Dataset content:
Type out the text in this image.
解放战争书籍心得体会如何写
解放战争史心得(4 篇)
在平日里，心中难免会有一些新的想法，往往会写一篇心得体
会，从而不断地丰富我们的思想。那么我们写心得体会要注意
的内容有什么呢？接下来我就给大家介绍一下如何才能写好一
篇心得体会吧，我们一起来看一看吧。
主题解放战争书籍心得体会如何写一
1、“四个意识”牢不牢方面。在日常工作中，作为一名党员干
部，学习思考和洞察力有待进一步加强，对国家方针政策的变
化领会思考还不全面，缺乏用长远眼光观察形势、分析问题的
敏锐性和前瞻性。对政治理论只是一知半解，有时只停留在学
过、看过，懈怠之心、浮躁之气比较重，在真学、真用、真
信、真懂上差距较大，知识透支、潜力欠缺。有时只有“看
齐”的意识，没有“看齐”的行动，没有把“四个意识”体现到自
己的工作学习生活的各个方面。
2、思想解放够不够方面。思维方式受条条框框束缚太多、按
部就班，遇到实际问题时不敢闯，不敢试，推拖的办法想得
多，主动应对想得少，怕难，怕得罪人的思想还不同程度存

What you have to do:
Please output the entire listing exactly as it stands.

Solved exercise:
Type out the text in this image.
解放战争书籍心得体会如何写
解放战争史心得(4 篇)
在平日里，心中难免会有一些新的想法，往往会写一篇心得体
会，从而不断地丰富我们的思想。那么我们写心得体会要注意
的内容有什么呢？接下来我就给大家介绍一下如何才能写好一
篇心得体会吧，我们一起来看一看吧。
主题解放战争书籍心得体会如何写一
1、“四个意识”牢不牢方面。在日常工作中，作为一名党员干
部，学习思考和洞察力有待进一步加强，对国家方针政策的变
化领会思考还不全面，缺乏用长远眼光观察形势、分析问题的
敏锐性和前瞻性。对政治理论只是一知半解，有时只停留在学
过、看过，懈怠之心、浮躁之气比较重，在真学、真用、真
信、真懂上差距较大，知识透支、潜力欠缺。有时只有“看
齐”的意识，没有“看齐”的行动，没有把“四个意识”体现到自
己的工作学习生活的各个方面。
2、思想解放够不够方面。思维方式受条条框框束缚太多、按
部就班，遇到实际问题时不敢闯，不敢试，推拖的办法想得
多，主动应对想得少，怕难，怕得罪人的思想还不同程度存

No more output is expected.